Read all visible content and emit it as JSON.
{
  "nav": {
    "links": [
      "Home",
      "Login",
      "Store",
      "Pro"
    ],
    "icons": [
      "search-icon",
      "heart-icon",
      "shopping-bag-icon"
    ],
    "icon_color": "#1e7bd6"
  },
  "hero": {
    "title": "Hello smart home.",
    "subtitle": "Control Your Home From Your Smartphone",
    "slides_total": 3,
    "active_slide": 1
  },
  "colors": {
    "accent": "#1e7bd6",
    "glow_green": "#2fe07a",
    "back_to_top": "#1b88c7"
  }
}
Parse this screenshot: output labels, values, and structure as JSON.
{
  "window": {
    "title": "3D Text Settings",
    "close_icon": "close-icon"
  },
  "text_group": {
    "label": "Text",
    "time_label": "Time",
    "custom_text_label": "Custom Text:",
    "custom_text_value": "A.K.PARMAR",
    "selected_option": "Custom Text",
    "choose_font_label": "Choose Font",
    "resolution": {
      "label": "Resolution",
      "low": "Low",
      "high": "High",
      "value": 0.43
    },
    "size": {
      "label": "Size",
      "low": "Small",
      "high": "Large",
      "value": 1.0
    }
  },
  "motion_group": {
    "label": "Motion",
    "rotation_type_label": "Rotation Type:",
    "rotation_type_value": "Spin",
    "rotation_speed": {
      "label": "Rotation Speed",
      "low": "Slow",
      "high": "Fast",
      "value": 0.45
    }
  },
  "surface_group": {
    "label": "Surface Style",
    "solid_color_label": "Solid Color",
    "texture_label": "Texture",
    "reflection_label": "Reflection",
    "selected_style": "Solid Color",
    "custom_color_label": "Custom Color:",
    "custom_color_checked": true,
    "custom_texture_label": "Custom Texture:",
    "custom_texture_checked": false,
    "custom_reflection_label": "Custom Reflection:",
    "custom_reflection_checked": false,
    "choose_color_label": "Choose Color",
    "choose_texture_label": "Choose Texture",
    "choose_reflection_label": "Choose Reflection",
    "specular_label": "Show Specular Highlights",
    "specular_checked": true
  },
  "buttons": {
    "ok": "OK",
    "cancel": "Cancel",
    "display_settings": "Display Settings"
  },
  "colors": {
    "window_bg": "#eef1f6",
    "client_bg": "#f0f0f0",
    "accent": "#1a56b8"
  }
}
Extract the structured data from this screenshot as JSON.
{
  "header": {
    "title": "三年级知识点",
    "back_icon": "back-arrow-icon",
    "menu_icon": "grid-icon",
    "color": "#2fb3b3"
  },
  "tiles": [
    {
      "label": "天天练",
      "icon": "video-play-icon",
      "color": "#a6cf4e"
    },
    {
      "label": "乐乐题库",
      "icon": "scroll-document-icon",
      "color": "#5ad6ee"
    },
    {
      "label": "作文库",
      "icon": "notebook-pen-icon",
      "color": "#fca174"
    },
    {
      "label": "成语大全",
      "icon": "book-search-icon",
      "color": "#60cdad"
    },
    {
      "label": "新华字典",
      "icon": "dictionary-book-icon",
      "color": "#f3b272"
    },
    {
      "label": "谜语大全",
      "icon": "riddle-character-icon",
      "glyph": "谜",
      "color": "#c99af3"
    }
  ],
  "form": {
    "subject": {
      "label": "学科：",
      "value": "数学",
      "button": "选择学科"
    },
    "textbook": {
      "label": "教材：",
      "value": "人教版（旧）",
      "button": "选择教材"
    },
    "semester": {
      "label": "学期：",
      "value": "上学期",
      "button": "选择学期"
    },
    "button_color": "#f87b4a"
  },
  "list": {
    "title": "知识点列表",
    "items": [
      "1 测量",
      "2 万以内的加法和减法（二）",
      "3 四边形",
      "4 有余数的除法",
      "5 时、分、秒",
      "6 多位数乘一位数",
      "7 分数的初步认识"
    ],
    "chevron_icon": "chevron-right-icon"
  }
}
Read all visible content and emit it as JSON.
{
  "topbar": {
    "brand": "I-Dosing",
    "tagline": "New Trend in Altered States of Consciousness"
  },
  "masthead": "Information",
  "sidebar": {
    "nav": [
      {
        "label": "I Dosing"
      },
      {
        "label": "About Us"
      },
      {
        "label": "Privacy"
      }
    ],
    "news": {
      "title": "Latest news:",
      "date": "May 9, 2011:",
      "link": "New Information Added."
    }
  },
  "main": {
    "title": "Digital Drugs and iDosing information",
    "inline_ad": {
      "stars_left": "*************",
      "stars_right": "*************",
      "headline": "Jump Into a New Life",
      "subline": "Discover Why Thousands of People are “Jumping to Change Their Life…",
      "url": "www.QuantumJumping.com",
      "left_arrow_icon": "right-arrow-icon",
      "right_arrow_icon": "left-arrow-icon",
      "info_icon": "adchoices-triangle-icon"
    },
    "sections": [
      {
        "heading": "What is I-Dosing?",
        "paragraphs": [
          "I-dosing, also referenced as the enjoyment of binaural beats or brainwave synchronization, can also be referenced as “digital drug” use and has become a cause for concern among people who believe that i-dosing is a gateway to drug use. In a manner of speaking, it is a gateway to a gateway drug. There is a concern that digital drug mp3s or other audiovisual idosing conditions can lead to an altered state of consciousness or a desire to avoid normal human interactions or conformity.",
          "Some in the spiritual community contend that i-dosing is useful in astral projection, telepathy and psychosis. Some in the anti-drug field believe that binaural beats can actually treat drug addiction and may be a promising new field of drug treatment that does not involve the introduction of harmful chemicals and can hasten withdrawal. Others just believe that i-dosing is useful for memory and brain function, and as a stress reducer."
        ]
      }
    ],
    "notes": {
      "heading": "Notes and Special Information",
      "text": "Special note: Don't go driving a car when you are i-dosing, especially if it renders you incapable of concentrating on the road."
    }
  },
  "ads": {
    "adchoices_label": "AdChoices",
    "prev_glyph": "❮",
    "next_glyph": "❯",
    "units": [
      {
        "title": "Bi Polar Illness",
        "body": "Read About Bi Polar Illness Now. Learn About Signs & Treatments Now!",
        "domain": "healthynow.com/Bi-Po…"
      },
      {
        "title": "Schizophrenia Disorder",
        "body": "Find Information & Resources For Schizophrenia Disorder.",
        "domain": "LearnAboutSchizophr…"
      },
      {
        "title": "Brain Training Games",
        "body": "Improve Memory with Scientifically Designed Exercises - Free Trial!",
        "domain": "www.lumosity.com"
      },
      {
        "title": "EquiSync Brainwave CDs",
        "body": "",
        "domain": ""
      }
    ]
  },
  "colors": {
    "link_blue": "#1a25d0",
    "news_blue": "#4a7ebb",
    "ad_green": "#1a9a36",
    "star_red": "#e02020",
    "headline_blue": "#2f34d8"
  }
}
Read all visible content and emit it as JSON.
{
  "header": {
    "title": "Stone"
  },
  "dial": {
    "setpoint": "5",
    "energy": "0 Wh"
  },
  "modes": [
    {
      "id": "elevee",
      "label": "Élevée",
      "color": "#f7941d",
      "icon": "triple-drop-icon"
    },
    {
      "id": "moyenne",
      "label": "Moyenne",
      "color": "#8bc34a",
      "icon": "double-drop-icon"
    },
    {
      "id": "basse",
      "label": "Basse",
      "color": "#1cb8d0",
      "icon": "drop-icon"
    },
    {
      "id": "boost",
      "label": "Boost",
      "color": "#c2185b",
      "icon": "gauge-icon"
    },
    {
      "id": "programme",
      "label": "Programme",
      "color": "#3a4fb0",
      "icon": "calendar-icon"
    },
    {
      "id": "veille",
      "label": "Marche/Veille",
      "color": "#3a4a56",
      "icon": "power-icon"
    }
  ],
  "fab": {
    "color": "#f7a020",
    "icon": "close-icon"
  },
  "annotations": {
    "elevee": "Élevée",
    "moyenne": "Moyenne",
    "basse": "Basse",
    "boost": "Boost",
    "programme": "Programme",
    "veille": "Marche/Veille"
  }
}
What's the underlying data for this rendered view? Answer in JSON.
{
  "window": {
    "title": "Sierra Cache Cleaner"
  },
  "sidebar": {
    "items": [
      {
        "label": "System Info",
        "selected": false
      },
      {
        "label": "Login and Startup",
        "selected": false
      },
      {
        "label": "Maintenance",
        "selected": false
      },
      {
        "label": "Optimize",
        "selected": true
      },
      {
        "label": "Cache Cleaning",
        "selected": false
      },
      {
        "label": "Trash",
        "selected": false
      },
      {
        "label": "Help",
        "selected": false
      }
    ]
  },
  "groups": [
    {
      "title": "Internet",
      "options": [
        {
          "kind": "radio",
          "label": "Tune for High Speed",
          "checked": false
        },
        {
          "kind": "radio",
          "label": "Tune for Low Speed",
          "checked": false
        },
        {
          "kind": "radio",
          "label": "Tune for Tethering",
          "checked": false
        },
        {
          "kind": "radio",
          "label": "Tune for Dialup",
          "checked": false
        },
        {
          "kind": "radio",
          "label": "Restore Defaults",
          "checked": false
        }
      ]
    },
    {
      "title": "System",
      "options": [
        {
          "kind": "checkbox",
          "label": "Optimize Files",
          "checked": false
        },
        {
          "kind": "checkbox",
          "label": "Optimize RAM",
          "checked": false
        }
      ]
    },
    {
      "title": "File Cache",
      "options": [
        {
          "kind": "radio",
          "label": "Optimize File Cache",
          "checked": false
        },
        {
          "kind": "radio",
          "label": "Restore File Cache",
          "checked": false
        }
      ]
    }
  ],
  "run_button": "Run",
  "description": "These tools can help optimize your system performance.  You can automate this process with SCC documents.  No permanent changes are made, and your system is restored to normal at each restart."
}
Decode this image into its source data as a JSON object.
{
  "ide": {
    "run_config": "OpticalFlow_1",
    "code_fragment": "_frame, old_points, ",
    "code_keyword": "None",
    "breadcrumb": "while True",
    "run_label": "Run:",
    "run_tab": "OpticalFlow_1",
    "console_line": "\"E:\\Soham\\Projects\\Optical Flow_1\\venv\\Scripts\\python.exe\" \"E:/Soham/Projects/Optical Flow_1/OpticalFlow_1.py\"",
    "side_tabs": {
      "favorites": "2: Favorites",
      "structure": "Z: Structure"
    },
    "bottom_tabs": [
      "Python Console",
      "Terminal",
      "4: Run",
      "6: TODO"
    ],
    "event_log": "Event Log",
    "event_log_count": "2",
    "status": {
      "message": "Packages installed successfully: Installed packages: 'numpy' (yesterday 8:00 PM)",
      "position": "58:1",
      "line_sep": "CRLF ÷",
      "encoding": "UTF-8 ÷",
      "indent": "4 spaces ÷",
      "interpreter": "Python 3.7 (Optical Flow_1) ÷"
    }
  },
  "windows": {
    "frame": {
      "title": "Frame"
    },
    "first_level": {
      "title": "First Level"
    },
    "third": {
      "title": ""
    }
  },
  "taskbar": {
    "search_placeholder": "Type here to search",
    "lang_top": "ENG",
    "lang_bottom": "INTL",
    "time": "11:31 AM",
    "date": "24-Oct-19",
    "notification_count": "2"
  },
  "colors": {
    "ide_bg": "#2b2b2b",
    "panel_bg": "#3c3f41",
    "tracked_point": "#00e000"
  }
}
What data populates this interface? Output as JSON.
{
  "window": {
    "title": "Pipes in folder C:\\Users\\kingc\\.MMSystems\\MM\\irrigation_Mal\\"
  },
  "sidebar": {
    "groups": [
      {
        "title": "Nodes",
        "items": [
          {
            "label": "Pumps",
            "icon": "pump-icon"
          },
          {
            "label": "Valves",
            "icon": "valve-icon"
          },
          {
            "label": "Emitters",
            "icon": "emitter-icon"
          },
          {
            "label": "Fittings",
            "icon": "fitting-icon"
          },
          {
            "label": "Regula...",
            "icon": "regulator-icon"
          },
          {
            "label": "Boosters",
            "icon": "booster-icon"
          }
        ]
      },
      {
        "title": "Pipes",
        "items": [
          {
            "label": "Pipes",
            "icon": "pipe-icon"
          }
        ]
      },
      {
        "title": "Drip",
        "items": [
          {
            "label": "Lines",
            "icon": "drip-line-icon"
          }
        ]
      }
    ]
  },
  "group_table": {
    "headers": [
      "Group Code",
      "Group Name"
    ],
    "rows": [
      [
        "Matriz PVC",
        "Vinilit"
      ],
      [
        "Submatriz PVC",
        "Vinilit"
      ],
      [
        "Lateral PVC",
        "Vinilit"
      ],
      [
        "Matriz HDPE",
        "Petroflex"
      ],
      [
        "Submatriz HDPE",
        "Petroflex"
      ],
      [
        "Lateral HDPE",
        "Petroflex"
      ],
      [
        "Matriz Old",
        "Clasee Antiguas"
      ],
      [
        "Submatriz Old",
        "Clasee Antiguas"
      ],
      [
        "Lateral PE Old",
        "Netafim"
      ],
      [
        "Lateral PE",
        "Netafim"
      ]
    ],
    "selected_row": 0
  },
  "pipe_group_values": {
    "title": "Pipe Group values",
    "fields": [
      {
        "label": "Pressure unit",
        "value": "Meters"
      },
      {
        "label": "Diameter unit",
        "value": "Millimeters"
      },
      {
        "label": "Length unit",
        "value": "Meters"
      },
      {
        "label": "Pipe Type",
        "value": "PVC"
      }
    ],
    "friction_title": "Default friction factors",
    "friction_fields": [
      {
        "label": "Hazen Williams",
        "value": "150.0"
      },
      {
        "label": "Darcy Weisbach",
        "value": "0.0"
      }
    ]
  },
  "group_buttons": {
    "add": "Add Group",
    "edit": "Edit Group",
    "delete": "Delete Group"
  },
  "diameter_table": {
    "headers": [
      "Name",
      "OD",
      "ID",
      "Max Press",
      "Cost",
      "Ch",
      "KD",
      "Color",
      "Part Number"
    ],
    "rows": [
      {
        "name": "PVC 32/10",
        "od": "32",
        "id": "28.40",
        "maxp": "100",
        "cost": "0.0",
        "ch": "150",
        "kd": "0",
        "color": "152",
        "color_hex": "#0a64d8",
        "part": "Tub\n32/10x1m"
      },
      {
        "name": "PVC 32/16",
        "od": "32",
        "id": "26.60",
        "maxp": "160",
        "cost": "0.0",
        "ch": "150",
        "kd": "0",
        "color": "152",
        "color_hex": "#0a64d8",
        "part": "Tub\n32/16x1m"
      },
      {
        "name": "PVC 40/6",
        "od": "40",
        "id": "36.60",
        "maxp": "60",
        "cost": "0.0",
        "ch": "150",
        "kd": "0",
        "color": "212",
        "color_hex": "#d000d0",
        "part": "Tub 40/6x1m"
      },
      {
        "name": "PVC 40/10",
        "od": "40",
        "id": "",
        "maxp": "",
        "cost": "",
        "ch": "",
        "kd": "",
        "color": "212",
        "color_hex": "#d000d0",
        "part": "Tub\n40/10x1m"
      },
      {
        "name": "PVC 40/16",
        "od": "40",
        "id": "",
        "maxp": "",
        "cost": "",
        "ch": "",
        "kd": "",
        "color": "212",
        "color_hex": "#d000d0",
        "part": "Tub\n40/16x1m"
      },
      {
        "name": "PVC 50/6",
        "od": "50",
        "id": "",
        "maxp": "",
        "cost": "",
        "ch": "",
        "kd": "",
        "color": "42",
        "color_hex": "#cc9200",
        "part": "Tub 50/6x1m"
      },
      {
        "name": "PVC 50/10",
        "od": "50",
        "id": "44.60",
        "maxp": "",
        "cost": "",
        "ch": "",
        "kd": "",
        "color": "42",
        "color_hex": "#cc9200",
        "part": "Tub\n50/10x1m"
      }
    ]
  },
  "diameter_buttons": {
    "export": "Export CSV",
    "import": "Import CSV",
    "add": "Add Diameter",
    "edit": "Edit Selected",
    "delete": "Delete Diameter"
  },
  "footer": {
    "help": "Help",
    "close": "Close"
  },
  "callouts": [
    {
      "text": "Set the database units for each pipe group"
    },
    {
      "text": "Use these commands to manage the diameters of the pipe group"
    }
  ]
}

------------------------------------------------------------

What you need to do.
Which lines hold the string "delete"? List them all.

The result.
    "delete": "Delete Group"
    "delete": "Delete Diameter"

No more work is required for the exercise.